* begin *

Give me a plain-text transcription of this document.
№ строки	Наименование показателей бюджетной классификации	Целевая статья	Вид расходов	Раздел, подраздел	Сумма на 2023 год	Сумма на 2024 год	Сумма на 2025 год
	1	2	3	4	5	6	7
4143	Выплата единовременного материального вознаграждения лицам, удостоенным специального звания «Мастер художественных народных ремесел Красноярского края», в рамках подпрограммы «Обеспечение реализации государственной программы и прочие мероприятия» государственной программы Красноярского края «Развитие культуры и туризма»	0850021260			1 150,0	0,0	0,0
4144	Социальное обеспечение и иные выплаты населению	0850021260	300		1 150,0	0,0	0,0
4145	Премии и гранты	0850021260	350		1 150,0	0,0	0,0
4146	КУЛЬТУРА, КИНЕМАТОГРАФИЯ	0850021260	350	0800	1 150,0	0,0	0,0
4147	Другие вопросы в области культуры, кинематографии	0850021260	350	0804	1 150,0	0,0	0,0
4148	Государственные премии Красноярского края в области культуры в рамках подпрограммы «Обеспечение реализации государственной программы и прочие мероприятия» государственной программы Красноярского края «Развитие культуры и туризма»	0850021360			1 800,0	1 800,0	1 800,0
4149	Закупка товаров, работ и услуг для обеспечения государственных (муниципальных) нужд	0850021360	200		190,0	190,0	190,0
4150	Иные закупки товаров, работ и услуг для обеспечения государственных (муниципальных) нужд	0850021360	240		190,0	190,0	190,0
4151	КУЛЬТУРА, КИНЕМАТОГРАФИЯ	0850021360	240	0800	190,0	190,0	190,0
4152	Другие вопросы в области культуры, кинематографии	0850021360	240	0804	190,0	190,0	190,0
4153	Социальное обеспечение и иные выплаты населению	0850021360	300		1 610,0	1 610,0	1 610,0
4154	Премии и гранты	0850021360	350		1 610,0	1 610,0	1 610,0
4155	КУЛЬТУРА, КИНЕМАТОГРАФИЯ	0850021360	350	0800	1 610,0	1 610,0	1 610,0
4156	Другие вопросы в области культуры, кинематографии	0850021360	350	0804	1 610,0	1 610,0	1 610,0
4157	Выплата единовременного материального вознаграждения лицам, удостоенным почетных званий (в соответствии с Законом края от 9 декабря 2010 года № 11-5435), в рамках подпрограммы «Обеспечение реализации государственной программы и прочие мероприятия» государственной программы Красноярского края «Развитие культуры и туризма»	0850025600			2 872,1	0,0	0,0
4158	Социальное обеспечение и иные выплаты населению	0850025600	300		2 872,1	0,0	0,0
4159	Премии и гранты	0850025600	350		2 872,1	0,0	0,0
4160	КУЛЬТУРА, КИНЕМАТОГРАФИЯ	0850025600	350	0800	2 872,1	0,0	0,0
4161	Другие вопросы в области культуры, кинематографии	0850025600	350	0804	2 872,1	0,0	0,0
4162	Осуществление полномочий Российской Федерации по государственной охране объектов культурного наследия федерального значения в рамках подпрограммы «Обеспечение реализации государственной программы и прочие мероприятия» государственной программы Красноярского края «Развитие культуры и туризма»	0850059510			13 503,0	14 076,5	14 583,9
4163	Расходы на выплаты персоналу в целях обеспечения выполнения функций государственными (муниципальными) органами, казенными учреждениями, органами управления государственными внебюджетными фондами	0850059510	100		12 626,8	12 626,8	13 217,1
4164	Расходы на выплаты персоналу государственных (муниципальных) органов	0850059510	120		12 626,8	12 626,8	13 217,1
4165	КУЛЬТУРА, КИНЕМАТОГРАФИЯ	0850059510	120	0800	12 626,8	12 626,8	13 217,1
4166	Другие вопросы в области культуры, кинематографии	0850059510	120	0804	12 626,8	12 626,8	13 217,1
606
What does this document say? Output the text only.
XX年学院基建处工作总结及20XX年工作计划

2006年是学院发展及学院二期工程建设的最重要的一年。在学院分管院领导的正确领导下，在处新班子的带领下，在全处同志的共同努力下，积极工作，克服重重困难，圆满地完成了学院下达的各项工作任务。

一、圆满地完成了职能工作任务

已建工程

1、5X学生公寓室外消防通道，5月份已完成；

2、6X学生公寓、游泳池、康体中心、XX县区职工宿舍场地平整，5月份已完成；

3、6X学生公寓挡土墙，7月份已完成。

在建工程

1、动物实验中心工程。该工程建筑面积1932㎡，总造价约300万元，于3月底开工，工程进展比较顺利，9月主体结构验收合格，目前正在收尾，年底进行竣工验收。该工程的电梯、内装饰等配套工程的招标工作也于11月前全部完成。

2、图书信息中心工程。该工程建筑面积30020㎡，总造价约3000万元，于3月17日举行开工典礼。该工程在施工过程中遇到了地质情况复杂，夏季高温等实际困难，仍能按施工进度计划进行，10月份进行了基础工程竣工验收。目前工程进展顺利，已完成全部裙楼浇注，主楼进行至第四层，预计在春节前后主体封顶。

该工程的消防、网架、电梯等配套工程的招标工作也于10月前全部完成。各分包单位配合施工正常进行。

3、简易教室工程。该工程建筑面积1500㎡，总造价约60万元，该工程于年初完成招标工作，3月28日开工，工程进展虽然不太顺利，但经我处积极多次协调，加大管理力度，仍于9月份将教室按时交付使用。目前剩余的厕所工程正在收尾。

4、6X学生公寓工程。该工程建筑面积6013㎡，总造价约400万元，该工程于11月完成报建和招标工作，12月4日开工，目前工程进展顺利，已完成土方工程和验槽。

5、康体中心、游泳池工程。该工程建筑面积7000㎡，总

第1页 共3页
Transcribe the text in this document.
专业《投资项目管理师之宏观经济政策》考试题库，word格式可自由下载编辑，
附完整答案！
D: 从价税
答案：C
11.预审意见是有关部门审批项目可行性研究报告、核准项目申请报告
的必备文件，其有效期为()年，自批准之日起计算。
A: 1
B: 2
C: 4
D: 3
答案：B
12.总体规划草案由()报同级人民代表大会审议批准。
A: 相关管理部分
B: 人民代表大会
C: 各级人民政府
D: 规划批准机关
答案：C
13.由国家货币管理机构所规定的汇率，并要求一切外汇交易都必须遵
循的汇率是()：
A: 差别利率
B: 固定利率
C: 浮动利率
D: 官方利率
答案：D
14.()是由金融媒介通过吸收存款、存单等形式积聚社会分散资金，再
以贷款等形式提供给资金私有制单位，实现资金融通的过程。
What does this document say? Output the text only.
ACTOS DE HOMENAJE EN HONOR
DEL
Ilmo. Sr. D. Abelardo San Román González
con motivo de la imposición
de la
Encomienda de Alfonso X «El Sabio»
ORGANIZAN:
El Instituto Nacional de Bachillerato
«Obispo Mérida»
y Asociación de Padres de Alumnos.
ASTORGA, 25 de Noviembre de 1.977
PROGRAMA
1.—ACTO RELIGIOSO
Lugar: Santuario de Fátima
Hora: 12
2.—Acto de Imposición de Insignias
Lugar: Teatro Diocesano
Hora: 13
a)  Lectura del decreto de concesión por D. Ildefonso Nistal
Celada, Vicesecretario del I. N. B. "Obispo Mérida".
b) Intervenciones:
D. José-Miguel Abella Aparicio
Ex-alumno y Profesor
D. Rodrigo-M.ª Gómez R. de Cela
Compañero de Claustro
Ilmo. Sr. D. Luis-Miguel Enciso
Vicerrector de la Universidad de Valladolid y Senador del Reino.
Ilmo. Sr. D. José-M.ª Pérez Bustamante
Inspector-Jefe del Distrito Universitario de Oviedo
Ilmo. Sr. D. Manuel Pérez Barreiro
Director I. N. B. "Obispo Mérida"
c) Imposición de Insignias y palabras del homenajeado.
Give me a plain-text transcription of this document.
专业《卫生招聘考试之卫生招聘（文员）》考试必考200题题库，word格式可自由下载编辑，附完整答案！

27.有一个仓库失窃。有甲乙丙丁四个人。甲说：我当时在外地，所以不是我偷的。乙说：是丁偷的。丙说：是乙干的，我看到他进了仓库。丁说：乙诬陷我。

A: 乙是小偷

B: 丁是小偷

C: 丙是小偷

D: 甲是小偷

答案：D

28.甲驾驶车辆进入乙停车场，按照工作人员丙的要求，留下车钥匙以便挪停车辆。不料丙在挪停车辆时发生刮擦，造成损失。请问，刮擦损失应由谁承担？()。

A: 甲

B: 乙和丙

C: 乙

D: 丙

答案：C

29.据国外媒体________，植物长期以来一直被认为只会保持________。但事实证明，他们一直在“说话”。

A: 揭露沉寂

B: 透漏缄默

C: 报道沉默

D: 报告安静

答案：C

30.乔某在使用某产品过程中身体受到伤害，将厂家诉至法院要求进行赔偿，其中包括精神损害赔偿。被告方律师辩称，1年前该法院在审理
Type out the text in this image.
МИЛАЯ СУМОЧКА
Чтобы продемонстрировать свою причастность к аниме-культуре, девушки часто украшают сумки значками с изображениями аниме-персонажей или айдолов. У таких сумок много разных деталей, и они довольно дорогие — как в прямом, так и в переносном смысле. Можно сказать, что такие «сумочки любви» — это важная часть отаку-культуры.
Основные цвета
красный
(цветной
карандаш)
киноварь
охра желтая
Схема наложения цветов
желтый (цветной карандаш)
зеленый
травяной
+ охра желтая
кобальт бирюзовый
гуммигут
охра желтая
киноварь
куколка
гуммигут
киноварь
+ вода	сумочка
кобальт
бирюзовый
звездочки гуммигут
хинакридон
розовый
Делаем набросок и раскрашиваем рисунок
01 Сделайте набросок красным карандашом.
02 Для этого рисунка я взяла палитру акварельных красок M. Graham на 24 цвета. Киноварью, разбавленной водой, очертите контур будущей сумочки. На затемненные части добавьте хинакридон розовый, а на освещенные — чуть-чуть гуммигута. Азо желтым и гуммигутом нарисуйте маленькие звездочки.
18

* end *

GIVEN TASK:
From the records given above, copy all lines containing "Lugar".

TASK OUTPUT:
Lugar: Santuario de Fátima
Lugar: Teatro Diocesano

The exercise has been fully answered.